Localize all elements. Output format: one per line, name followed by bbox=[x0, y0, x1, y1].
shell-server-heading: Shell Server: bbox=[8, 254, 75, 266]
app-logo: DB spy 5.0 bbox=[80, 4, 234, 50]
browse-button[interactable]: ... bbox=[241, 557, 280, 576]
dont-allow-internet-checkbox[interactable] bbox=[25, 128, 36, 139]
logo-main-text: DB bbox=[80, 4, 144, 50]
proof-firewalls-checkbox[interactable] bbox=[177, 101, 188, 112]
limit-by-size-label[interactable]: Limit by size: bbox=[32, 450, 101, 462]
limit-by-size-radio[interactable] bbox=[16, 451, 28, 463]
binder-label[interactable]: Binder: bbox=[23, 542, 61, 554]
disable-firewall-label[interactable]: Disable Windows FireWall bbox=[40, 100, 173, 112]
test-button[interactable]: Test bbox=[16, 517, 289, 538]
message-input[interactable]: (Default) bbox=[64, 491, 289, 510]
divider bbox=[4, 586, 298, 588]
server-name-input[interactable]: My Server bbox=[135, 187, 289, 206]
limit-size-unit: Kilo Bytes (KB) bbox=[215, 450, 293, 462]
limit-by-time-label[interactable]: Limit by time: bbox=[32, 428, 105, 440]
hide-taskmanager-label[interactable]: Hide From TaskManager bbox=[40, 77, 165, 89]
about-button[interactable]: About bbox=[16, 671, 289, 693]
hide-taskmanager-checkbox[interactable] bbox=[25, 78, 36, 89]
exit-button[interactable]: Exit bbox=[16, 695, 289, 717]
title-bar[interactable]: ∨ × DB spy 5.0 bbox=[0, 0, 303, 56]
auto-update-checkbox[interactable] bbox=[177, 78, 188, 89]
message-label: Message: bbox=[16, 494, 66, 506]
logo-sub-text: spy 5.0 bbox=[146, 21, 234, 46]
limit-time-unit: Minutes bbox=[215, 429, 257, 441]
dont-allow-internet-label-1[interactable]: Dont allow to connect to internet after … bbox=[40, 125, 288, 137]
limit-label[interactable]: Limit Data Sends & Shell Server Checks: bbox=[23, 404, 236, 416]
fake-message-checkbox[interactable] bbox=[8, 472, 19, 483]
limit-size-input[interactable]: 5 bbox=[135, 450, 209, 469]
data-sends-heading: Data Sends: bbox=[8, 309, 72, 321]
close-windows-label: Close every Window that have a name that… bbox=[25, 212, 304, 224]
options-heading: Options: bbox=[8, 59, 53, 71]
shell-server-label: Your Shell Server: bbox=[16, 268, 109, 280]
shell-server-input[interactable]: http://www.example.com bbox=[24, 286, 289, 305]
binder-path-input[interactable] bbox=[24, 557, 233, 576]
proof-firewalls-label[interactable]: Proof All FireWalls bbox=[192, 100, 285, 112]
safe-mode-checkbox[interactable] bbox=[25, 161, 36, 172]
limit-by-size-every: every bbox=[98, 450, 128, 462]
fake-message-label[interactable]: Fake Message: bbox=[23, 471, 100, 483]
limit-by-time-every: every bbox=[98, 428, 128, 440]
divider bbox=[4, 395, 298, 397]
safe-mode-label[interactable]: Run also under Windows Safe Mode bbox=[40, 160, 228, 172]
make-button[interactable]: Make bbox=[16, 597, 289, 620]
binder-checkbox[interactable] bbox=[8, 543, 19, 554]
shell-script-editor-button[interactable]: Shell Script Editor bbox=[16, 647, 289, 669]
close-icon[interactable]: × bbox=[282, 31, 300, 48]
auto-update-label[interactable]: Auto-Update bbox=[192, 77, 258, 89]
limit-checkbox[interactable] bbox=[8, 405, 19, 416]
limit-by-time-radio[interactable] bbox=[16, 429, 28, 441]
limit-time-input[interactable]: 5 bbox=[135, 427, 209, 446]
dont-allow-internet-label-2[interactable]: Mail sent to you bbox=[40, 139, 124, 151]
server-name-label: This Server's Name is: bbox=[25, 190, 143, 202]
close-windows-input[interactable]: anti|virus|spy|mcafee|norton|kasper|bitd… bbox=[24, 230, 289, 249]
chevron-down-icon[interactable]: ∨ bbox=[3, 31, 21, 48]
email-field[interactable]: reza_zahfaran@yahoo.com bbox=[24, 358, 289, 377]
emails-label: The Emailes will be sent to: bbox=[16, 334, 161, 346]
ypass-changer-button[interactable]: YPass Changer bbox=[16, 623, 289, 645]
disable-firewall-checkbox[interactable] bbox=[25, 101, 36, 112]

——

YOUR TASK - Once a line of the records is found to contain "Data", copy it out.

TASK OUTPUT -
limit-label[interactable]: Limit Data Sends & Shell Server Checks: bbox=[23, 404, 236, 416]
data-sends-heading: Data Sends: bbox=[8, 309, 72, 321]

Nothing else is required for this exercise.